§ **Exercise objective**
Whenever a line in the data contains "this", show that line.
Data for processing Start Marker
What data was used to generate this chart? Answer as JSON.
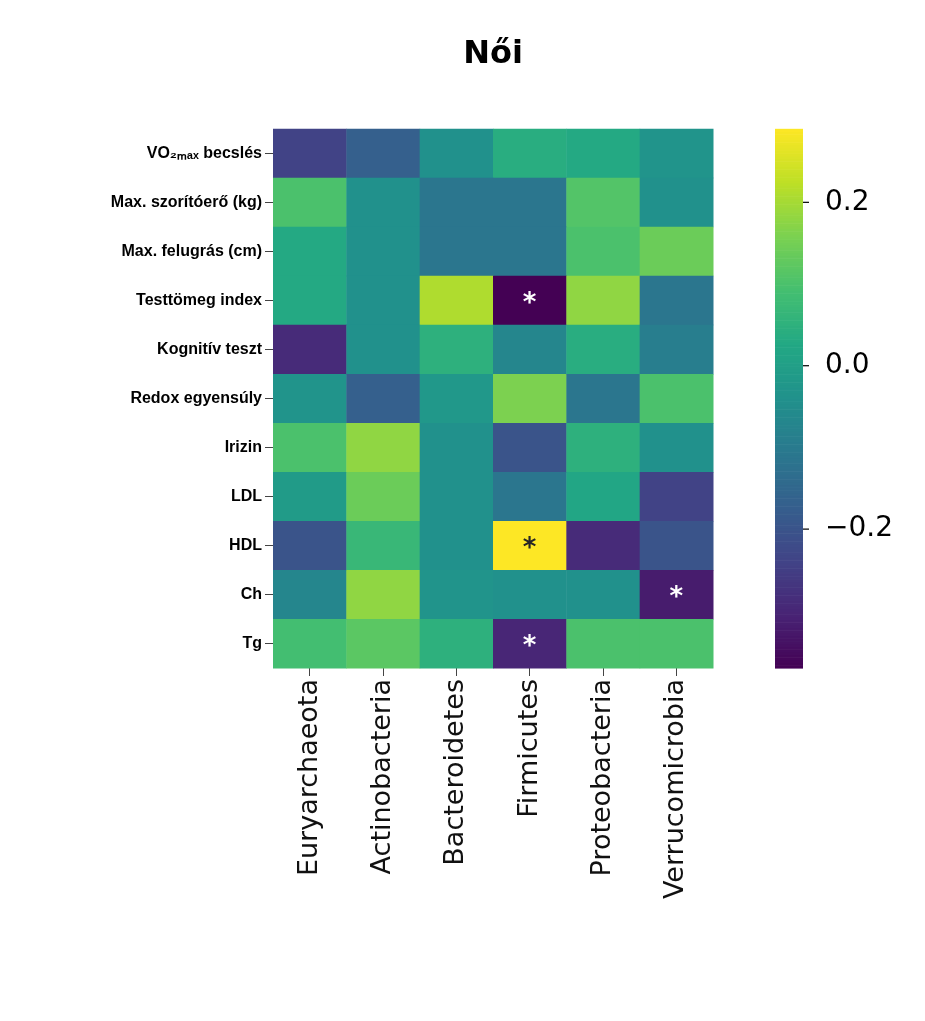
{
  "chart_data": {
    "type": "heatmap",
    "title": "Női",
    "categories": [
      "Euryarchaeota",
      "Actinobacteria",
      "Bacteroidetes",
      "Firmicutes",
      "Proteobacteria",
      "Verrucomicrobia"
    ],
    "y_categories": [
      "VO₂ₘₐₓ becslés",
      "Max. szorítóerő (kg)",
      "Max. felugrás (cm)",
      "Testtömeg index",
      "Kognitív teszt",
      "Redox egyensúly",
      "Irizin",
      "LDL",
      "HDL",
      "Ch",
      "Tg"
    ],
    "cells": [
      [
        -0.24,
        -0.17,
        -0.04,
        0.04,
        0.03,
        -0.03
      ],
      [
        0.1,
        -0.04,
        -0.11,
        -0.11,
        0.11,
        -0.04
      ],
      [
        0.03,
        -0.04,
        -0.11,
        -0.11,
        0.1,
        0.14
      ],
      [
        0.03,
        -0.04,
        0.21,
        -0.37,
        0.18,
        -0.11
      ],
      [
        -0.29,
        -0.04,
        0.05,
        -0.07,
        0.04,
        -0.09
      ],
      [
        -0.03,
        -0.17,
        -0.02,
        0.16,
        -0.11,
        0.1
      ],
      [
        0.1,
        0.18,
        -0.04,
        -0.2,
        0.05,
        -0.04
      ],
      [
        -0.01,
        0.14,
        -0.04,
        -0.11,
        0.02,
        -0.24
      ],
      [
        -0.2,
        0.07,
        -0.04,
        0.29,
        -0.29,
        -0.2
      ],
      [
        -0.07,
        0.18,
        -0.03,
        -0.04,
        -0.04,
        -0.32
      ],
      [
        0.09,
        0.12,
        0.05,
        -0.3,
        0.1,
        0.1
      ]
    ],
    "cell_labels": [
      [
        null,
        null,
        null,
        null,
        null,
        null
      ],
      [
        null,
        null,
        null,
        null,
        null,
        null
      ],
      [
        null,
        null,
        null,
        null,
        null,
        null
      ],
      [
        null,
        null,
        null,
        "*",
        null,
        null
      ],
      [
        null,
        null,
        null,
        null,
        null,
        null
      ],
      [
        null,
        null,
        null,
        null,
        null,
        null
      ],
      [
        null,
        null,
        null,
        null,
        null,
        null
      ],
      [
        null,
        null,
        null,
        null,
        null,
        null
      ],
      [
        null,
        null,
        null,
        "*",
        null,
        null
      ],
      [
        null,
        null,
        null,
        null,
        null,
        "*"
      ],
      [
        null,
        null,
        null,
        "*",
        null,
        null
      ]
    ],
    "clim": [
      -0.37,
      0.29
    ],
    "cticks": [
      {
        "value": -0.2,
        "label": "−0.2"
      },
      {
        "value": 0,
        "label": "0.0"
      },
      {
        "value": 0.2,
        "label": "0.2"
      }
    ]
  }
}
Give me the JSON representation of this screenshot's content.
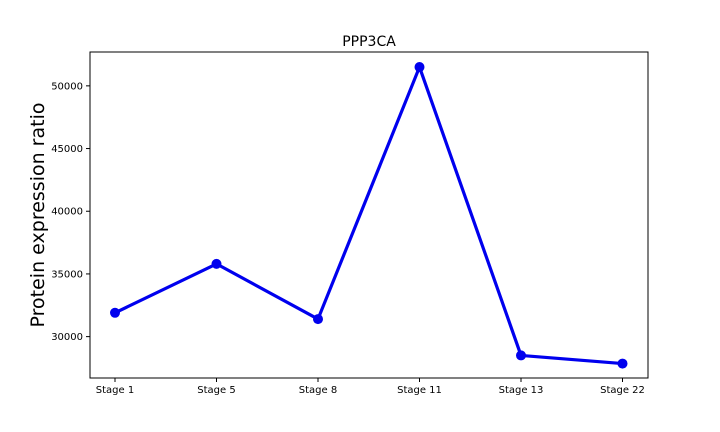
{
  "chart_data": {
    "type": "line",
    "title": "PPP3CA",
    "xlabel": "",
    "ylabel": "Protein expression ratio",
    "categories": [
      "Stage 1",
      "Stage 5",
      "Stage 8",
      "Stage 11",
      "Stage 13",
      "Stage 22"
    ],
    "series": [
      {
        "values": [
          31900,
          35800,
          31400,
          51500,
          28500,
          27850
        ],
        "color": "#0000ee"
      }
    ],
    "ylim": [
      26700,
      52700
    ],
    "yticks": [
      30000,
      35000,
      40000,
      45000,
      50000
    ],
    "ytick_labels": [
      "30000",
      "35000",
      "40000",
      "45000",
      "50000"
    ],
    "grid": false,
    "legend": "none",
    "marker": "circle"
  }
}
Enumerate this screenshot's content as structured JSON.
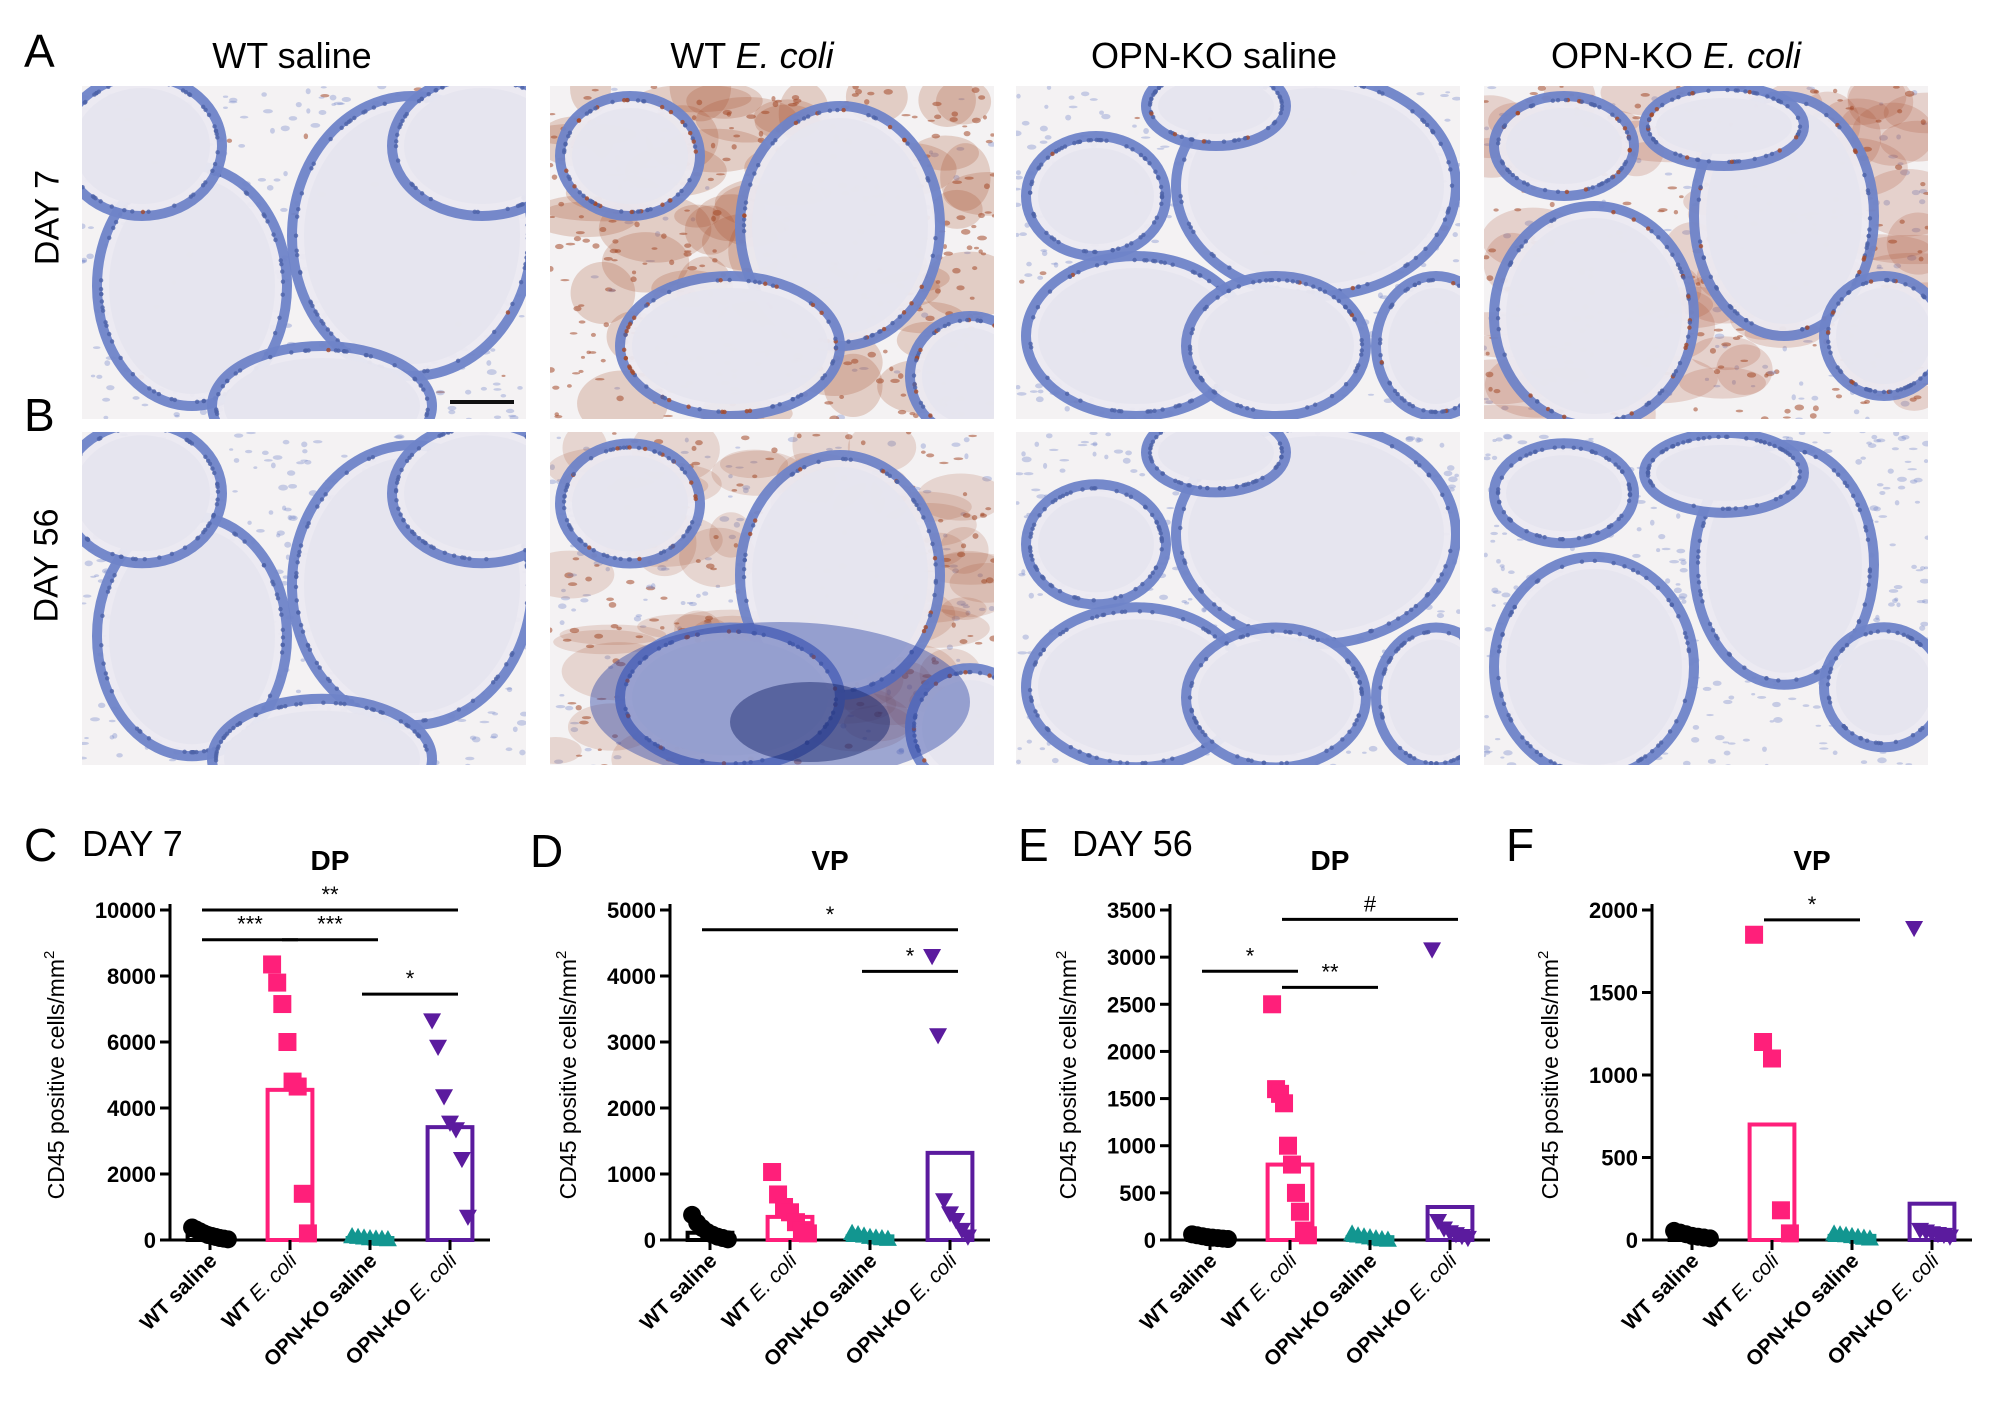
{
  "panel_letters": [
    "A",
    "B",
    "C",
    "D",
    "E",
    "F"
  ],
  "micrographs": {
    "column_titles": [
      {
        "prefix": "WT saline",
        "italic": ""
      },
      {
        "prefix": "WT ",
        "italic": "E. coli"
      },
      {
        "prefix": "OPN-KO saline",
        "italic": ""
      },
      {
        "prefix": "OPN-KO ",
        "italic": "E. coli"
      }
    ],
    "row_labels": [
      "DAY 7",
      "DAY 56"
    ],
    "tissue_colors": {
      "hematoxylin": "#6f84c9",
      "dab": "#a44a2a",
      "background": "#f4f2f3"
    },
    "stain_levels": {
      "day7": [
        0.05,
        0.85,
        0.06,
        0.6
      ],
      "day56": [
        0.0,
        0.45,
        0.0,
        0.0
      ]
    }
  },
  "day_labels": {
    "c": "DAY 7",
    "e": "DAY 56"
  },
  "ylabel": "CD45 positive cells/mm",
  "ylabel_sup": "2",
  "category_labels": [
    {
      "prefix": "WT saline",
      "italic": ""
    },
    {
      "prefix": "WT ",
      "italic": "E. coli"
    },
    {
      "prefix": "OPN-KO saline",
      "italic": ""
    },
    {
      "prefix": "OPN-KO ",
      "italic": "E. coli"
    }
  ],
  "series_colors": [
    "#000000",
    "#ff1f7a",
    "#129690",
    "#5b1b9e"
  ],
  "series_markers": [
    "circle",
    "square",
    "triangle-up",
    "triangle-down"
  ],
  "chart_data": [
    {
      "panel": "C",
      "type": "bar",
      "title": "DP",
      "categories": [
        "WT saline",
        "WT E. coli",
        "OPN-KO saline",
        "OPN-KO E. coli"
      ],
      "values": [
        150,
        4550,
        60,
        3420
      ],
      "points": [
        [
          380,
          320,
          260,
          200,
          150,
          120,
          90,
          60,
          40,
          20
        ],
        [
          8350,
          7800,
          7150,
          6000,
          4800,
          4650,
          1400,
          200
        ],
        [
          120,
          100,
          80,
          60,
          50,
          40,
          30
        ],
        [
          6650,
          5850,
          4350,
          3550,
          3350,
          2450,
          700
        ]
      ],
      "ylim": [
        0,
        10000
      ],
      "yticks": [
        0,
        2000,
        4000,
        6000,
        8000,
        10000
      ],
      "significance": [
        {
          "from": 0,
          "to": 3,
          "label": "**",
          "y": 10000
        },
        {
          "from": 0,
          "to": 1,
          "label": "***",
          "y": 9100
        },
        {
          "from": 1,
          "to": 2,
          "label": "***",
          "y": 9100
        },
        {
          "from": 2,
          "to": 3,
          "label": "*",
          "y": 7450
        }
      ]
    },
    {
      "panel": "D",
      "type": "bar",
      "title": "VP",
      "categories": [
        "WT saline",
        "WT E. coli",
        "OPN-KO saline",
        "OPN-KO E. coli"
      ],
      "values": [
        110,
        350,
        55,
        1320
      ],
      "points": [
        [
          380,
          260,
          180,
          120,
          80,
          50,
          30,
          10
        ],
        [
          1030,
          690,
          500,
          420,
          270,
          150,
          100
        ],
        [
          110,
          90,
          70,
          50,
          40,
          30,
          20
        ],
        [
          4300,
          3100,
          600,
          400,
          300,
          150,
          50
        ]
      ],
      "ylim": [
        0,
        5000
      ],
      "yticks": [
        0,
        1000,
        2000,
        3000,
        4000,
        5000
      ],
      "significance": [
        {
          "from": 0,
          "to": 3,
          "label": "*",
          "y": 4700
        },
        {
          "from": 2,
          "to": 3,
          "label": "*",
          "y": 4070
        }
      ]
    },
    {
      "panel": "E",
      "type": "bar",
      "title": "DP",
      "categories": [
        "WT saline",
        "WT E. coli",
        "OPN-KO saline",
        "OPN-KO E. coli"
      ],
      "values": [
        30,
        800,
        30,
        350
      ],
      "points": [
        [
          60,
          50,
          40,
          30,
          25,
          20,
          15,
          10
        ],
        [
          2500,
          1600,
          1550,
          1450,
          1000,
          800,
          500,
          300,
          100,
          50
        ],
        [
          70,
          50,
          40,
          30,
          20,
          10,
          5
        ],
        [
          3080,
          200,
          120,
          80,
          60,
          40,
          20
        ]
      ],
      "ylim": [
        0,
        3500
      ],
      "yticks": [
        0,
        500,
        1000,
        1500,
        2000,
        2500,
        3000,
        3500
      ],
      "significance": [
        {
          "from": 1,
          "to": 3,
          "label": "#",
          "y": 3400
        },
        {
          "from": 0,
          "to": 1,
          "label": "*",
          "y": 2850
        },
        {
          "from": 1,
          "to": 2,
          "label": "**",
          "y": 2680
        }
      ]
    },
    {
      "panel": "F",
      "type": "bar",
      "title": "VP",
      "categories": [
        "WT saline",
        "WT E. coli",
        "OPN-KO saline",
        "OPN-KO E. coli"
      ],
      "values": [
        30,
        700,
        25,
        220
      ],
      "points": [
        [
          55,
          45,
          35,
          25,
          20,
          15,
          10
        ],
        [
          1850,
          1200,
          1100,
          180,
          40
        ],
        [
          40,
          35,
          30,
          25,
          20,
          15,
          10
        ],
        [
          1890,
          60,
          50,
          40,
          35,
          30,
          20
        ]
      ],
      "ylim": [
        0,
        2000
      ],
      "yticks": [
        0,
        500,
        1000,
        1500,
        2000
      ],
      "significance": [
        {
          "from": 1,
          "to": 2,
          "label": "*",
          "y": 1940
        }
      ]
    }
  ]
}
Data for processing End Marker
§ **Response to the exercise**
What data was used to generate this chart? Answer as JSON.
Give me the JSON representation of this screenshot's content.
Enumerate this screenshot's content as structured JSON.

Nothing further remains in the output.